Every entry that follows needs to be repeated exactly.

**Input material**
======
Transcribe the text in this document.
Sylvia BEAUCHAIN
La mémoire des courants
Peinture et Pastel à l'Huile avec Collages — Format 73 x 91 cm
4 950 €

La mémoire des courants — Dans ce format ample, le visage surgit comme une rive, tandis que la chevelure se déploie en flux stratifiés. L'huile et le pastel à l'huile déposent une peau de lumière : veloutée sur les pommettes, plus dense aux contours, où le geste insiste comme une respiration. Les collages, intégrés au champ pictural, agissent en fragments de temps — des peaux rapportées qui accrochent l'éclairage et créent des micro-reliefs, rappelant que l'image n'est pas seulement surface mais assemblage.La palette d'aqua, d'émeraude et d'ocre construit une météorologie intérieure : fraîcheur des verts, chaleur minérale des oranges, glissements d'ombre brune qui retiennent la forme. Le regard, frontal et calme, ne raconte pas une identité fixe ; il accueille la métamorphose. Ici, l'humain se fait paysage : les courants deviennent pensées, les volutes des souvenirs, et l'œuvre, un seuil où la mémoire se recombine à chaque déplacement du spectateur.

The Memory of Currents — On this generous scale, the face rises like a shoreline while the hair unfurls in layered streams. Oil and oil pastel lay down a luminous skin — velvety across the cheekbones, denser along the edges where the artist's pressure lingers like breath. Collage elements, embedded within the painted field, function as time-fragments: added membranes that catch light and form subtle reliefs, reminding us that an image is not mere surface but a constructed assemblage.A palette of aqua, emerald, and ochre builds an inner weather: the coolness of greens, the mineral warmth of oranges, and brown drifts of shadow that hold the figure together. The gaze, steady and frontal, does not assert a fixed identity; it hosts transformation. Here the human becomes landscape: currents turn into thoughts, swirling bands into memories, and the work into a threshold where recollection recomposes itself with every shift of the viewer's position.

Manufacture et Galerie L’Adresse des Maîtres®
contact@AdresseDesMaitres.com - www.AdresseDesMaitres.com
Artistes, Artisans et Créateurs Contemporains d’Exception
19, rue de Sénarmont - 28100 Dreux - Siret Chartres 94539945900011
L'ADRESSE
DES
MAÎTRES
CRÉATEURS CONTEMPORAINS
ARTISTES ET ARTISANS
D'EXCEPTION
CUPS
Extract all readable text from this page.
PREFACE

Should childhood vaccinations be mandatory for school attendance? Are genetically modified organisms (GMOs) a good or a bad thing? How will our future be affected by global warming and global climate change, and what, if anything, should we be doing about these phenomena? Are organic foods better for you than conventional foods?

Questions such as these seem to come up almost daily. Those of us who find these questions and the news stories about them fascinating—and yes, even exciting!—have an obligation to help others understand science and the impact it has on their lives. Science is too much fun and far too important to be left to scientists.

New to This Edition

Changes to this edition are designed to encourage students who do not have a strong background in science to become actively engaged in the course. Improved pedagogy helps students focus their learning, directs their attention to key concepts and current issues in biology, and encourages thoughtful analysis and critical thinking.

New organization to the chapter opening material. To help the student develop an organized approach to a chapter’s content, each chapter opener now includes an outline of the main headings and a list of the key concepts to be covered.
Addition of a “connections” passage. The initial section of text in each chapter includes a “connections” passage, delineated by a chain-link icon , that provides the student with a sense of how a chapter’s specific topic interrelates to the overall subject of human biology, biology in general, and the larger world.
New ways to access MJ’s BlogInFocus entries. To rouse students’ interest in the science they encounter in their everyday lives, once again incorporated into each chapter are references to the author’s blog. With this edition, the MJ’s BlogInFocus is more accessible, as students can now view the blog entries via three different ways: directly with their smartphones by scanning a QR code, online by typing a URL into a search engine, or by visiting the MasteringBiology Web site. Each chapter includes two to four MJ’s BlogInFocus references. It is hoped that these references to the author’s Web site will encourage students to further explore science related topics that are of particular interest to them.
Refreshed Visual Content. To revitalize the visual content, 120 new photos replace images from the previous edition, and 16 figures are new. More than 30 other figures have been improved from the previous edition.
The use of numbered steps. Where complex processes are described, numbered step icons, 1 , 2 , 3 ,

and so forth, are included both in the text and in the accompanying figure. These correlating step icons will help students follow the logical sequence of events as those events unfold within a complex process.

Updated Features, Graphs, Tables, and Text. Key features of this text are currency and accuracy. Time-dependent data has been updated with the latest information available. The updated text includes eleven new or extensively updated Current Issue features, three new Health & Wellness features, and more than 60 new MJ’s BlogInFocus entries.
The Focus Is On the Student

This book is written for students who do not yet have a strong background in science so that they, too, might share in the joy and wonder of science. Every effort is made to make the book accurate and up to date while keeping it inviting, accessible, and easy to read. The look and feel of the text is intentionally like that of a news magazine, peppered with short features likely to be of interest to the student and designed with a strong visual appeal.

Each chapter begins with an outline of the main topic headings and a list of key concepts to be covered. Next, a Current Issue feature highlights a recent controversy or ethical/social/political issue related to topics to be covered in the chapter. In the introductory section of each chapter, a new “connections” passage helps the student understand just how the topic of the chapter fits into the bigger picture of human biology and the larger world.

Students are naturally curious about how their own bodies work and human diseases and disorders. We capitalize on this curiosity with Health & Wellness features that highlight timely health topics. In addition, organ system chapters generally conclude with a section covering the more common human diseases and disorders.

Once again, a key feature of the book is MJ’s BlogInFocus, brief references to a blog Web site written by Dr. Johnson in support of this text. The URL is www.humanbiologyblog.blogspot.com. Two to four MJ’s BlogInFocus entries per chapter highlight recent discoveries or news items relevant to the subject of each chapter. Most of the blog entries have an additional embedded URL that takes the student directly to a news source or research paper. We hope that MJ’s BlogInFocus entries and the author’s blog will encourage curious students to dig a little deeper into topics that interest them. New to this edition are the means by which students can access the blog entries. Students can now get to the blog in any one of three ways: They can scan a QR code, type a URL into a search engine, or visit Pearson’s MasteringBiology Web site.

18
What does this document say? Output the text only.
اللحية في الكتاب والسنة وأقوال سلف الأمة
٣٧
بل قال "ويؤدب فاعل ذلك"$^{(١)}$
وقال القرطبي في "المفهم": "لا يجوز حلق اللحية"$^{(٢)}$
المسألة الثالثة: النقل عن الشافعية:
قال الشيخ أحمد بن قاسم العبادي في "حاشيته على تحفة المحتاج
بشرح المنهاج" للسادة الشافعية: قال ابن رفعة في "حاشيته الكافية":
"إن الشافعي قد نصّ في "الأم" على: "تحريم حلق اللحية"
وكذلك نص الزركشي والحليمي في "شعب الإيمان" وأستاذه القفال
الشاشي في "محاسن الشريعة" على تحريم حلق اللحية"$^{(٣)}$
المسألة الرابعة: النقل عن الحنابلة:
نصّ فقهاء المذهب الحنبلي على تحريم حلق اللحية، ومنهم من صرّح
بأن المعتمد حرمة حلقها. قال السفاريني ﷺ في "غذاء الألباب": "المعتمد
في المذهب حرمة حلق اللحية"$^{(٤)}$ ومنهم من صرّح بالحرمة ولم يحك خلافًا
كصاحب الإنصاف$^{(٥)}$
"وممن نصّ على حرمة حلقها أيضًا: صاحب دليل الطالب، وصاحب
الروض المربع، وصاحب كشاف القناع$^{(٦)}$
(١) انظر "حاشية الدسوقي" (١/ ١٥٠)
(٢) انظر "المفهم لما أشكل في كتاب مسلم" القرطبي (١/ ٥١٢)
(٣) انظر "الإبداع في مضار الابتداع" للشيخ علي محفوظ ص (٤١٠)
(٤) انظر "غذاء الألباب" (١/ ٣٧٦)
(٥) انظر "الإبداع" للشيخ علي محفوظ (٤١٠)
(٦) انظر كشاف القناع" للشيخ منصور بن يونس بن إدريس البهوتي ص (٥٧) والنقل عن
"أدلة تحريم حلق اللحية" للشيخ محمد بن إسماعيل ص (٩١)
======
**Finished answer**
Transcribe the text in this document.
Sylvia BEAUCHAIN
La mémoire des courants
Peinture et Pastel à l'Huile avec Collages — Format 73 x 91 cm
4 950 €

La mémoire des courants — Dans ce format ample, le visage surgit comme une rive, tandis que la chevelure se déploie en flux stratifiés. L'huile et le pastel à l'huile déposent une peau de lumière : veloutée sur les pommettes, plus dense aux contours, où le geste insiste comme une respiration. Les collages, intégrés au champ pictural, agissent en fragments de temps — des peaux rapportées qui accrochent l'éclairage et créent des micro-reliefs, rappelant que l'image n'est pas seulement surface mais assemblage.La palette d'aqua, d'émeraude et d'ocre construit une météorologie intérieure : fraîcheur des verts, chaleur minérale des oranges, glissements d'ombre brune qui retiennent la forme. Le regard, frontal et calme, ne raconte pas une identité fixe ; il accueille la métamorphose. Ici, l'humain se fait paysage : les courants deviennent pensées, les volutes des souvenirs, et l'œuvre, un seuil où la mémoire se recombine à chaque déplacement du spectateur.

The Memory of Currents — On this generous scale, the face rises like a shoreline while the hair unfurls in layered streams. Oil and oil pastel lay down a luminous skin — velvety across the cheekbones, denser along the edges where the artist's pressure lingers like breath. Collage elements, embedded within the painted field, function as time-fragments: added membranes that catch light and form subtle reliefs, reminding us that an image is not mere surface but a constructed assemblage.A palette of aqua, emerald, and ochre builds an inner weather: the coolness of greens, the mineral warmth of oranges, and brown drifts of shadow that hold the figure together. The gaze, steady and frontal, does not assert a fixed identity; it hosts transformation. Here the human becomes landscape: currents turn into thoughts, swirling bands into memories, and the work into a threshold where recollection recomposes itself with every shift of the viewer's position.

Manufacture et Galerie L’Adresse des Maîtres®
contact@AdresseDesMaitres.com - www.AdresseDesMaitres.com
Artistes, Artisans et Créateurs Contemporains d’Exception
19, rue de Sénarmont - 28100 Dreux - Siret Chartres 94539945900011
L'ADRESSE
DES
MAÎTRES
CRÉATEURS CONTEMPORAINS
ARTISTES ET ARTISANS
D'EXCEPTION
CUPS
Extract all readable text from this page.
PREFACE

Should childhood vaccinations be mandatory for school attendance? Are genetically modified organisms (GMOs) a good or a bad thing? How will our future be affected by global warming and global climate change, and what, if anything, should we be doing about these phenomena? Are organic foods better for you than conventional foods?

Questions such as these seem to come up almost daily. Those of us who find these questions and the news stories about them fascinating—and yes, even exciting!—have an obligation to help others understand science and the impact it has on their lives. Science is too much fun and far too important to be left to scientists.

New to This Edition

Changes to this edition are designed to encourage students who do not have a strong background in science to become actively engaged in the course. Improved pedagogy helps students focus their learning, directs their attention to key concepts and current issues in biology, and encourages thoughtful analysis and critical thinking.

New organization to the chapter opening material. To help the student develop an organized approach to a chapter’s content, each chapter opener now includes an outline of the main headings and a list of the key concepts to be covered.
Addition of a “connections” passage. The initial section of text in each chapter includes a “connections” passage, delineated by a chain-link icon , that provides the student with a sense of how a chapter’s specific topic interrelates to the overall subject of human biology, biology in general, and the larger world.
New ways to access MJ’s BlogInFocus entries. To rouse students’ interest in the science they encounter in their everyday lives, once again incorporated into each chapter are references to the author’s blog. With this edition, the MJ’s BlogInFocus is more accessible, as students can now view the blog entries via three different ways: directly with their smartphones by scanning a QR code, online by typing a URL into a search engine, or by visiting the MasteringBiology Web site. Each chapter includes two to four MJ’s BlogInFocus references. It is hoped that these references to the author’s Web site will encourage students to further explore science related topics that are of particular interest to them.
Refreshed Visual Content. To revitalize the visual content, 120 new photos replace images from the previous edition, and 16 figures are new. More than 30 other figures have been improved from the previous edition.
The use of numbered steps. Where complex processes are described, numbered step icons, 1 , 2 , 3 ,

and so forth, are included both in the text and in the accompanying figure. These correlating step icons will help students follow the logical sequence of events as those events unfold within a complex process.

Updated Features, Graphs, Tables, and Text. Key features of this text are currency and accuracy. Time-dependent data has been updated with the latest information available. The updated text includes eleven new or extensively updated Current Issue features, three new Health & Wellness features, and more than 60 new MJ’s BlogInFocus entries.
The Focus Is On the Student

This book is written for students who do not yet have a strong background in science so that they, too, might share in the joy and wonder of science. Every effort is made to make the book accurate and up to date while keeping it inviting, accessible, and easy to read. The look and feel of the text is intentionally like that of a news magazine, peppered with short features likely to be of interest to the student and designed with a strong visual appeal.

Each chapter begins with an outline of the main topic headings and a list of key concepts to be covered. Next, a Current Issue feature highlights a recent controversy or ethical/social/political issue related to topics to be covered in the chapter. In the introductory section of each chapter, a new “connections” passage helps the student understand just how the topic of the chapter fits into the bigger picture of human biology and the larger world.

Students are naturally curious about how their own bodies work and human diseases and disorders. We capitalize on this curiosity with Health & Wellness features that highlight timely health topics. In addition, organ system chapters generally conclude with a section covering the more common human diseases and disorders.

Once again, a key feature of the book is MJ’s BlogInFocus, brief references to a blog Web site written by Dr. Johnson in support of this text. The URL is www.humanbiologyblog.blogspot.com. Two to four MJ’s BlogInFocus entries per chapter highlight recent discoveries or news items relevant to the subject of each chapter. Most of the blog entries have an additional embedded URL that takes the student directly to a news source or research paper. We hope that MJ’s BlogInFocus entries and the author’s blog will encourage curious students to dig a little deeper into topics that interest them. New to this edition are the means by which students can access the blog entries. Students can now get to the blog in any one of three ways: They can scan a QR code, type a URL into a search engine, or visit Pearson’s MasteringBiology Web site.

18
What does this document say? Output the text only.
اللحية في الكتاب والسنة وأقوال سلف الأمة
٣٧
بل قال "ويؤدب فاعل ذلك"$^{(١)}$
وقال القرطبي في "المفهم": "لا يجوز حلق اللحية"$^{(٢)}$
المسألة الثالثة: النقل عن الشافعية:
قال الشيخ أحمد بن قاسم العبادي في "حاشيته على تحفة المحتاج
بشرح المنهاج" للسادة الشافعية: قال ابن رفعة في "حاشيته الكافية":
"إن الشافعي قد نصّ في "الأم" على: "تحريم حلق اللحية"
وكذلك نص الزركشي والحليمي في "شعب الإيمان" وأستاذه القفال
الشاشي في "محاسن الشريعة" على تحريم حلق اللحية"$^{(٣)}$
المسألة الرابعة: النقل عن الحنابلة:
نصّ فقهاء المذهب الحنبلي على تحريم حلق اللحية، ومنهم من صرّح
بأن المعتمد حرمة حلقها. قال السفاريني ﷺ في "غذاء الألباب": "المعتمد
في المذهب حرمة حلق اللحية"$^{(٤)}$ ومنهم من صرّح بالحرمة ولم يحك خلافًا
كصاحب الإنصاف$^{(٥)}$
"وممن نصّ على حرمة حلقها أيضًا: صاحب دليل الطالب، وصاحب
الروض المربع، وصاحب كشاف القناع$^{(٦)}$
(١) انظر "حاشية الدسوقي" (١/ ١٥٠)
(٢) انظر "المفهم لما أشكل في كتاب مسلم" القرطبي (١/ ٥١٢)
(٣) انظر "الإبداع في مضار الابتداع" للشيخ علي محفوظ ص (٤١٠)
(٤) انظر "غذاء الألباب" (١/ ٣٧٦)
(٥) انظر "الإبداع" للشيخ علي محفوظ (٤١٠)
(٦) انظر كشاف القناع" للشيخ منصور بن يونس بن إدريس البهوتي ص (٥٧) والنقل عن
"أدلة تحريم حلق اللحية" للشيخ محمد بن إسماعيل ص (٩١)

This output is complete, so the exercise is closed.